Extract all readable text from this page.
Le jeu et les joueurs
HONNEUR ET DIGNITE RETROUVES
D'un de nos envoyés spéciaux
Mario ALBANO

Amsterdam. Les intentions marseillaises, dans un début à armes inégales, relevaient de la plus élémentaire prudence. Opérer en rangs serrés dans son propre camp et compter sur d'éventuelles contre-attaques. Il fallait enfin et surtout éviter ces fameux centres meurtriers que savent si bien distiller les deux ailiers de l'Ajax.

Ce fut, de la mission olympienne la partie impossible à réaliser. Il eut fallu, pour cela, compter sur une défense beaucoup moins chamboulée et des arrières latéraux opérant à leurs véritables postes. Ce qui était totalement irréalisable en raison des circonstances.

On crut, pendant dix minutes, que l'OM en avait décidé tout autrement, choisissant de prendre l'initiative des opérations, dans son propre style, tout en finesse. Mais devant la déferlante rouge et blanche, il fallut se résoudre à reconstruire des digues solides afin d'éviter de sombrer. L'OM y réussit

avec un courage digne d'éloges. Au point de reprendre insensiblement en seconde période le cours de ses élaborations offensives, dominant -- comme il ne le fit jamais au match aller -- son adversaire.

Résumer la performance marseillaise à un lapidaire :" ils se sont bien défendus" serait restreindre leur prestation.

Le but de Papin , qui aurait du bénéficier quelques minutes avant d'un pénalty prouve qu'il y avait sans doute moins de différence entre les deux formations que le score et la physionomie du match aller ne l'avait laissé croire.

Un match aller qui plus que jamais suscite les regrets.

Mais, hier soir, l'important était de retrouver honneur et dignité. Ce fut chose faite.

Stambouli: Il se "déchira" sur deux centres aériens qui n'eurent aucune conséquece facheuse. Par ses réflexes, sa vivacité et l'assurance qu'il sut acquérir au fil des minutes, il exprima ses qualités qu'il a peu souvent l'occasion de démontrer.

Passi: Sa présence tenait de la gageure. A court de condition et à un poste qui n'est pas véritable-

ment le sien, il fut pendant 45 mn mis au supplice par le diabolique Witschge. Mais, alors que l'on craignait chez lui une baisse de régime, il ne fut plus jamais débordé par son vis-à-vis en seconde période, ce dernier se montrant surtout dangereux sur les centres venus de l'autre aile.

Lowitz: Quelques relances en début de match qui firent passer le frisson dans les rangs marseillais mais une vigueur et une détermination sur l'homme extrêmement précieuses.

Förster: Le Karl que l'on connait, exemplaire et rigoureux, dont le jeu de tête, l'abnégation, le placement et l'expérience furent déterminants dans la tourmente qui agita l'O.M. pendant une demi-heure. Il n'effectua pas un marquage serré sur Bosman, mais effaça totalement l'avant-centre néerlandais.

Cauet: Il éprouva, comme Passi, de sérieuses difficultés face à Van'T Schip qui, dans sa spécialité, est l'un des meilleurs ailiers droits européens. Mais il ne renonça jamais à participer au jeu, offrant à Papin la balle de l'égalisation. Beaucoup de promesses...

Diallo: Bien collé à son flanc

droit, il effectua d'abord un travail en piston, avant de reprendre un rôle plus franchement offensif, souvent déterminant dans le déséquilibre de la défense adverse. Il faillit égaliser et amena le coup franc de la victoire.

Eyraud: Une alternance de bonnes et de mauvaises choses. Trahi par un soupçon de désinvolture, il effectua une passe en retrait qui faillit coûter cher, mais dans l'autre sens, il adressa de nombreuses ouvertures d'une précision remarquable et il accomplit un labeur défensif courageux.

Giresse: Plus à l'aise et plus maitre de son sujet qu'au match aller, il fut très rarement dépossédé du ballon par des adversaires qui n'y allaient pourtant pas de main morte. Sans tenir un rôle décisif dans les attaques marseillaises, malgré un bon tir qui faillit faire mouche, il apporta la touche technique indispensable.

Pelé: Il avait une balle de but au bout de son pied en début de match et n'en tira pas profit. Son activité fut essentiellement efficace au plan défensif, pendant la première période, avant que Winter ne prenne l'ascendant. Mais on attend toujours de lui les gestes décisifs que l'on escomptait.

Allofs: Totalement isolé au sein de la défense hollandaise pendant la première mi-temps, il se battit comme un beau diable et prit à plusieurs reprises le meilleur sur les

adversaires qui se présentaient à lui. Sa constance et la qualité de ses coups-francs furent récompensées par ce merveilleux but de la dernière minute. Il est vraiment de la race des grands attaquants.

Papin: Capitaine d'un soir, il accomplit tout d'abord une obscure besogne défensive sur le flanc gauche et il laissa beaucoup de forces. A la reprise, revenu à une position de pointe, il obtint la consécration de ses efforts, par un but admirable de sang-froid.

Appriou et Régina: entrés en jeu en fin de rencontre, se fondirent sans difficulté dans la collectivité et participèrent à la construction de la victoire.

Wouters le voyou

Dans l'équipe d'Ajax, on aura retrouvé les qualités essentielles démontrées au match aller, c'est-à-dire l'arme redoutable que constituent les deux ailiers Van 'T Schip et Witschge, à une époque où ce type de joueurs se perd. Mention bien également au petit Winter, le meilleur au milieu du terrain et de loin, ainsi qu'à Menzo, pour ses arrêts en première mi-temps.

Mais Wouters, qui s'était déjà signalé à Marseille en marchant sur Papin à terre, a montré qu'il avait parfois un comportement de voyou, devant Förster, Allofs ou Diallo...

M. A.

§ Request
Quote all the records exactly, please, leaving none out.

§ Full output
Extract all readable text from this page.
Le jeu et les joueurs
HONNEUR ET DIGNITE RETROUVES
D'un de nos envoyés spéciaux
Mario ALBANO

Amsterdam. Les intentions marseillaises, dans un début à armes inégales, relevaient de la plus élémentaire prudence. Opérer en rangs serrés dans son propre camp et compter sur d'éventuelles contre-attaques. Il fallait enfin et surtout éviter ces fameux centres meurtriers que savent si bien distiller les deux ailiers de l'Ajax.

Ce fut, de la mission olympienne la partie impossible à réaliser. Il eut fallu, pour cela, compter sur une défense beaucoup moins chamboulée et des arrières latéraux opérant à leurs véritables postes. Ce qui était totalement irréalisable en raison des circonstances.

On crut, pendant dix minutes, que l'OM en avait décidé tout autrement, choisissant de prendre l'initiative des opérations, dans son propre style, tout en finesse. Mais devant la déferlante rouge et blanche, il fallut se résoudre à reconstruire des digues solides afin d'éviter de sombrer. L'OM y réussit

avec un courage digne d'éloges. Au point de reprendre insensiblement en seconde période le cours de ses élaborations offensives, dominant -- comme il ne le fit jamais au match aller -- son adversaire.

Résumer la performance marseillaise à un lapidaire :" ils se sont bien défendus" serait restreindre leur prestation.

Le but de Papin , qui aurait du bénéficier quelques minutes avant d'un pénalty prouve qu'il y avait sans doute moins de différence entre les deux formations que le score et la physionomie du match aller ne l'avait laissé croire.

Un match aller qui plus que jamais suscite les regrets.

Mais, hier soir, l'important était de retrouver honneur et dignité. Ce fut chose faite.

Stambouli: Il se "déchira" sur deux centres aériens qui n'eurent aucune conséquece facheuse. Par ses réflexes, sa vivacité et l'assurance qu'il sut acquérir au fil des minutes, il exprima ses qualités qu'il a peu souvent l'occasion de démontrer.

Passi: Sa présence tenait de la gageure. A court de condition et à un poste qui n'est pas véritable-

ment le sien, il fut pendant 45 mn mis au supplice par le diabolique Witschge. Mais, alors que l'on craignait chez lui une baisse de régime, il ne fut plus jamais débordé par son vis-à-vis en seconde période, ce dernier se montrant surtout dangereux sur les centres venus de l'autre aile.

Lowitz: Quelques relances en début de match qui firent passer le frisson dans les rangs marseillais mais une vigueur et une détermination sur l'homme extrêmement précieuses.

Förster: Le Karl que l'on connait, exemplaire et rigoureux, dont le jeu de tête, l'abnégation, le placement et l'expérience furent déterminants dans la tourmente qui agita l'O.M. pendant une demi-heure. Il n'effectua pas un marquage serré sur Bosman, mais effaça totalement l'avant-centre néerlandais.

Cauet: Il éprouva, comme Passi, de sérieuses difficultés face à Van'T Schip qui, dans sa spécialité, est l'un des meilleurs ailiers droits européens. Mais il ne renonça jamais à participer au jeu, offrant à Papin la balle de l'égalisation. Beaucoup de promesses...

Diallo: Bien collé à son flanc

droit, il effectua d'abord un travail en piston, avant de reprendre un rôle plus franchement offensif, souvent déterminant dans le déséquilibre de la défense adverse. Il faillit égaliser et amena le coup franc de la victoire.

Eyraud: Une alternance de bonnes et de mauvaises choses. Trahi par un soupçon de désinvolture, il effectua une passe en retrait qui faillit coûter cher, mais dans l'autre sens, il adressa de nombreuses ouvertures d'une précision remarquable et il accomplit un labeur défensif courageux.

Giresse: Plus à l'aise et plus maitre de son sujet qu'au match aller, il fut très rarement dépossédé du ballon par des adversaires qui n'y allaient pourtant pas de main morte. Sans tenir un rôle décisif dans les attaques marseillaises, malgré un bon tir qui faillit faire mouche, il apporta la touche technique indispensable.

Pelé: Il avait une balle de but au bout de son pied en début de match et n'en tira pas profit. Son activité fut essentiellement efficace au plan défensif, pendant la première période, avant que Winter ne prenne l'ascendant. Mais on attend toujours de lui les gestes décisifs que l'on escomptait.

Allofs: Totalement isolé au sein de la défense hollandaise pendant la première mi-temps, il se battit comme un beau diable et prit à plusieurs reprises le meilleur sur les

adversaires qui se présentaient à lui. Sa constance et la qualité de ses coups-francs furent récompensées par ce merveilleux but de la dernière minute. Il est vraiment de la race des grands attaquants.

Papin: Capitaine d'un soir, il accomplit tout d'abord une obscure besogne défensive sur le flanc gauche et il laissa beaucoup de forces. A la reprise, revenu à une position de pointe, il obtint la consécration de ses efforts, par un but admirable de sang-froid.

Appriou et Régina: entrés en jeu en fin de rencontre, se fondirent sans difficulté dans la collectivité et participèrent à la construction de la victoire.

Wouters le voyou

Dans l'équipe d'Ajax, on aura retrouvé les qualités essentielles démontrées au match aller, c'est-à-dire l'arme redoutable que constituent les deux ailiers Van 'T Schip et Witschge, à une époque où ce type de joueurs se perd. Mention bien également au petit Winter, le meilleur au milieu du terrain et de loin, ainsi qu'à Menzo, pour ses arrêts en première mi-temps.

Mais Wouters, qui s'était déjà signalé à Marseille en marchant sur Papin à terre, a montré qu'il avait parfois un comportement de voyou, devant Förster, Allofs ou Diallo...

M. A.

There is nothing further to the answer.